Given exercise -
Will you transcribe the entries that follow, exactly and in full?
* begin Stored records *
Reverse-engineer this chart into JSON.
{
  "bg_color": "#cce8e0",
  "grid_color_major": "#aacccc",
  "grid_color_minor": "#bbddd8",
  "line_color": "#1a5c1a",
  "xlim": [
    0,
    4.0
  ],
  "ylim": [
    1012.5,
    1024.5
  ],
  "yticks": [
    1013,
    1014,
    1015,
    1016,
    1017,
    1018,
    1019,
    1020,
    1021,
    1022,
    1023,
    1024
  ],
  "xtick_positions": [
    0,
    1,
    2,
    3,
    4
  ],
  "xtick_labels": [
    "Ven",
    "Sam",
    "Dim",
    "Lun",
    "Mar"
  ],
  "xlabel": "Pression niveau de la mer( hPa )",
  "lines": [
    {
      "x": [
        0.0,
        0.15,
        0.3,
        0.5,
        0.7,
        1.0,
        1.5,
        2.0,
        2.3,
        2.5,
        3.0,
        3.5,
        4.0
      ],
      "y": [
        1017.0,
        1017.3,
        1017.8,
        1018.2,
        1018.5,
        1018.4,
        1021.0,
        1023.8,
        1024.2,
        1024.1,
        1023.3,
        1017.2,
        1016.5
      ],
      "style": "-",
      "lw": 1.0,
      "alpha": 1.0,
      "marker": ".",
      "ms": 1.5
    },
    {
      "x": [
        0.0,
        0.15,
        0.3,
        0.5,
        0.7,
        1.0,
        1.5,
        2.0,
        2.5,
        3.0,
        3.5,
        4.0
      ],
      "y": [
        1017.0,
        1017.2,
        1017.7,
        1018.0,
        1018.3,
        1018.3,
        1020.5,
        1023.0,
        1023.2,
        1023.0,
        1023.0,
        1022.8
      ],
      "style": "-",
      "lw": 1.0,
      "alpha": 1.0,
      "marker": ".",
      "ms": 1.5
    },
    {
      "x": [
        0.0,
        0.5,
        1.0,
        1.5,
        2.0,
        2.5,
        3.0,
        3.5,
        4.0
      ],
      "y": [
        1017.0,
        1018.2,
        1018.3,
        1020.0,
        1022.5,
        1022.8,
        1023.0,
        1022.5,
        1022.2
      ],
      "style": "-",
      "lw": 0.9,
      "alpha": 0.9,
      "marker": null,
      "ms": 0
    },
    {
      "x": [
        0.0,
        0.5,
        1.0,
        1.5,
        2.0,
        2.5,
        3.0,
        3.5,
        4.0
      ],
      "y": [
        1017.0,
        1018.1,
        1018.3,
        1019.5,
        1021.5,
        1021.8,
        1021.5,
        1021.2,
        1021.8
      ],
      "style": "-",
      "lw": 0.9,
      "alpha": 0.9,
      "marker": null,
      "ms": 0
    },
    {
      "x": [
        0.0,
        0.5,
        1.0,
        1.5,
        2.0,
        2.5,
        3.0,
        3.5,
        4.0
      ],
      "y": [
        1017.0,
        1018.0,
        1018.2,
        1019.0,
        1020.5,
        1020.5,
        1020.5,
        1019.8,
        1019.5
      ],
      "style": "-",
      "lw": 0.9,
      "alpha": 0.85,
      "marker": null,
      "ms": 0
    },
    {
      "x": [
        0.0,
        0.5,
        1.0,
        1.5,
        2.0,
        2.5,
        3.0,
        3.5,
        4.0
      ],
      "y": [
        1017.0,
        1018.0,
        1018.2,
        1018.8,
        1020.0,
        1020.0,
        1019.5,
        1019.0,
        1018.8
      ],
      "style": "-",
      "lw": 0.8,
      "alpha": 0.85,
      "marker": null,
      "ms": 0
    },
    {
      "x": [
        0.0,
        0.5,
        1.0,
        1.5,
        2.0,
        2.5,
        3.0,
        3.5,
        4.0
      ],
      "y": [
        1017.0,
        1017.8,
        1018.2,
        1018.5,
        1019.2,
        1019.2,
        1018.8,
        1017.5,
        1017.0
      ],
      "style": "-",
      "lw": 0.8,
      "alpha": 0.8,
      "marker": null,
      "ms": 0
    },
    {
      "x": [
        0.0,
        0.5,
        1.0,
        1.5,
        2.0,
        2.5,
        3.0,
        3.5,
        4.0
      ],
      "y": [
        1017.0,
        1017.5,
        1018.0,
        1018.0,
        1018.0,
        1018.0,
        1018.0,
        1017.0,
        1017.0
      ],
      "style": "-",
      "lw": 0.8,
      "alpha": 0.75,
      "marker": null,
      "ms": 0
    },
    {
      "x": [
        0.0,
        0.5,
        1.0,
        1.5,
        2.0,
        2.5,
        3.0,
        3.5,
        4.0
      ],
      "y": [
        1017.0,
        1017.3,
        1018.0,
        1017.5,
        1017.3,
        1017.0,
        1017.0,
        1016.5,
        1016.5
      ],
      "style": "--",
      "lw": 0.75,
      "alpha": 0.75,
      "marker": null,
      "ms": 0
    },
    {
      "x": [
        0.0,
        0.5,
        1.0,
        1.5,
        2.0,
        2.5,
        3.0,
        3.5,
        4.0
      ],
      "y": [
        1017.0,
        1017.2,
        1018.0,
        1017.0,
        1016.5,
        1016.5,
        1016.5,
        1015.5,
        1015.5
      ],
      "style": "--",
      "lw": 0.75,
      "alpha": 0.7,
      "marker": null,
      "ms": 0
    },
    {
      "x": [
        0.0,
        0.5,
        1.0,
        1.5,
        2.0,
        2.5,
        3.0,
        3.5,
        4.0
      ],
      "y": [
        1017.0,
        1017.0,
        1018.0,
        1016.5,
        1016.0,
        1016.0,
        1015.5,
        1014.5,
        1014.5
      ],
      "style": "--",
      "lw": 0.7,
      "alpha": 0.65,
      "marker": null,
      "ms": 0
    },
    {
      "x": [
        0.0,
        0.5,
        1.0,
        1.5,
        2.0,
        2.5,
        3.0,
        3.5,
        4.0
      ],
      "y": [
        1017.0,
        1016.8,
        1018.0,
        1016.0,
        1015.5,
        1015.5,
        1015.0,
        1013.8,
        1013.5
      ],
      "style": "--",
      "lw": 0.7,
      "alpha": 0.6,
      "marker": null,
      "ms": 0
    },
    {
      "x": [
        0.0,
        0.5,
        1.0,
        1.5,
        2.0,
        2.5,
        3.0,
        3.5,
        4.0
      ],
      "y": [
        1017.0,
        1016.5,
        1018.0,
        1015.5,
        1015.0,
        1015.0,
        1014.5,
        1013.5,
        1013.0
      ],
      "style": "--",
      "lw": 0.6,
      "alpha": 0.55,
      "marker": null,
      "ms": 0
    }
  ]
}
* end Stored records *
Answer to the task -
Reverse-engineer this chart into JSON.
{
  "bg_color": "#cce8e0",
  "grid_color_major": "#aacccc",
  "grid_color_minor": "#bbddd8",
  "line_color": "#1a5c1a",
  "xlim": [
    0,
    4.0
  ],
  "ylim": [
    1012.5,
    1024.5
  ],
  "yticks": [
    1013,
    1014,
    1015,
    1016,
    1017,
    1018,
    1019,
    1020,
    1021,
    1022,
    1023,
    1024
  ],
  "xtick_positions": [
    0,
    1,
    2,
    3,
    4
  ],
  "xtick_labels": [
    "Ven",
    "Sam",
    "Dim",
    "Lun",
    "Mar"
  ],
  "xlabel": "Pression niveau de la mer( hPa )",
  "lines": [
    {
      "x": [
        0.0,
        0.15,
        0.3,
        0.5,
        0.7,
        1.0,
        1.5,
        2.0,
        2.3,
        2.5,
        3.0,
        3.5,
        4.0
      ],
      "y": [
        1017.0,
        1017.3,
        1017.8,
        1018.2,
        1018.5,
        1018.4,
        1021.0,
        1023.8,
        1024.2,
        1024.1,
        1023.3,
        1017.2,
        1016.5
      ],
      "style": "-",
      "lw": 1.0,
      "alpha": 1.0,
      "marker": ".",
      "ms": 1.5
    },
    {
      "x": [
        0.0,
        0.15,
        0.3,
        0.5,
        0.7,
        1.0,
        1.5,
        2.0,
        2.5,
        3.0,
        3.5,
        4.0
      ],
      "y": [
        1017.0,
        1017.2,
        1017.7,
        1018.0,
        1018.3,
        1018.3,
        1020.5,
        1023.0,
        1023.2,
        1023.0,
        1023.0,
        1022.8
      ],
      "style": "-",
      "lw": 1.0,
      "alpha": 1.0,
      "marker": ".",
      "ms": 1.5
    },
    {
      "x": [
        0.0,
        0.5,
        1.0,
        1.5,
        2.0,
        2.5,
        3.0,
        3.5,
        4.0
      ],
      "y": [
        1017.0,
        1018.2,
        1018.3,
        1020.0,
        1022.5,
        1022.8,
        1023.0,
        1022.5,
        1022.2
      ],
      "style": "-",
      "lw": 0.9,
      "alpha": 0.9,
      "marker": null,
      "ms": 0
    },
    {
      "x": [
        0.0,
        0.5,
        1.0,
        1.5,
        2.0,
        2.5,
        3.0,
        3.5,
        4.0
      ],
      "y": [
        1017.0,
        1018.1,
        1018.3,
        1019.5,
        1021.5,
        1021.8,
        1021.5,
        1021.2,
        1021.8
      ],
      "style": "-",
      "lw": 0.9,
      "alpha": 0.9,
      "marker": null,
      "ms": 0
    },
    {
      "x": [
        0.0,
        0.5,
        1.0,
        1.5,
        2.0,
        2.5,
        3.0,
        3.5,
        4.0
      ],
      "y": [
        1017.0,
        1018.0,
        1018.2,
        1019.0,
        1020.5,
        1020.5,
        1020.5,
        1019.8,
        1019.5
      ],
      "style": "-",
      "lw": 0.9,
      "alpha": 0.85,
      "marker": null,
      "ms": 0
    },
    {
      "x": [
        0.0,
        0.5,
        1.0,
        1.5,
        2.0,
        2.5,
        3.0,
        3.5,
        4.0
      ],
      "y": [
        1017.0,
        1018.0,
        1018.2,
        1018.8,
        1020.0,
        1020.0,
        1019.5,
        1019.0,
        1018.8
      ],
      "style": "-",
      "lw": 0.8,
      "alpha": 0.85,
      "marker": null,
      "ms": 0
    },
    {
      "x": [
        0.0,
        0.5,
        1.0,
        1.5,
        2.0,
        2.5,
        3.0,
        3.5,
        4.0
      ],
      "y": [
        1017.0,
        1017.8,
        1018.2,
        1018.5,
        1019.2,
        1019.2,
        1018.8,
        1017.5,
        1017.0
      ],
      "style": "-",
      "lw": 0.8,
      "alpha": 0.8,
      "marker": null,
      "ms": 0
    },
    {
      "x": [
        0.0,
        0.5,
        1.0,
        1.5,
        2.0,
        2.5,
        3.0,
        3.5,
        4.0
      ],
      "y": [
        1017.0,
        1017.5,
        1018.0,
        1018.0,
        1018.0,
        1018.0,
        1018.0,
        1017.0,
        1017.0
      ],
      "style": "-",
      "lw": 0.8,
      "alpha": 0.75,
      "marker": null,
      "ms": 0
    },
    {
      "x": [
        0.0,
        0.5,
        1.0,
        1.5,
        2.0,
        2.5,
        3.0,
        3.5,
        4.0
      ],
      "y": [
        1017.0,
        1017.3,
        1018.0,
        1017.5,
        1017.3,
        1017.0,
        1017.0,
        1016.5,
        1016.5
      ],
      "style": "--",
      "lw": 0.75,
      "alpha": 0.75,
      "marker": null,
      "ms": 0
    },
    {
      "x": [
        0.0,
        0.5,
        1.0,
        1.5,
        2.0,
        2.5,
        3.0,
        3.5,
        4.0
      ],
      "y": [
        1017.0,
        1017.2,
        1018.0,
        1017.0,
        1016.5,
        1016.5,
        1016.5,
        1015.5,
        1015.5
      ],
      "style": "--",
      "lw": 0.75,
      "alpha": 0.7,
      "marker": null,
      "ms": 0
    },
    {
      "x": [
        0.0,
        0.5,
        1.0,
        1.5,
        2.0,
        2.5,
        3.0,
        3.5,
        4.0
      ],
      "y": [
        1017.0,
        1017.0,
        1018.0,
        1016.5,
        1016.0,
        1016.0,
        1015.5,
        1014.5,
        1014.5
      ],
      "style": "--",
      "lw": 0.7,
      "alpha": 0.65,
      "marker": null,
      "ms": 0
    },
    {
      "x": [
        0.0,
        0.5,
        1.0,
        1.5,
        2.0,
        2.5,
        3.0,
        3.5,
        4.0
      ],
      "y": [
        1017.0,
        1016.8,
        1018.0,
        1016.0,
        1015.5,
        1015.5,
        1015.0,
        1013.8,
        1013.5
      ],
      "style": "--",
      "lw": 0.7,
      "alpha": 0.6,
      "marker": null,
      "ms": 0
    },
    {
      "x": [
        0.0,
        0.5,
        1.0,
        1.5,
        2.0,
        2.5,
        3.0,
        3.5,
        4.0
      ],
      "y": [
        1017.0,
        1016.5,
        1018.0,
        1015.5,
        1015.0,
        1015.0,
        1014.5,
        1013.5,
        1013.0
      ],
      "style": "--",
      "lw": 0.6,
      "alpha": 0.55,
      "marker": null,
      "ms": 0
    }
  ]
}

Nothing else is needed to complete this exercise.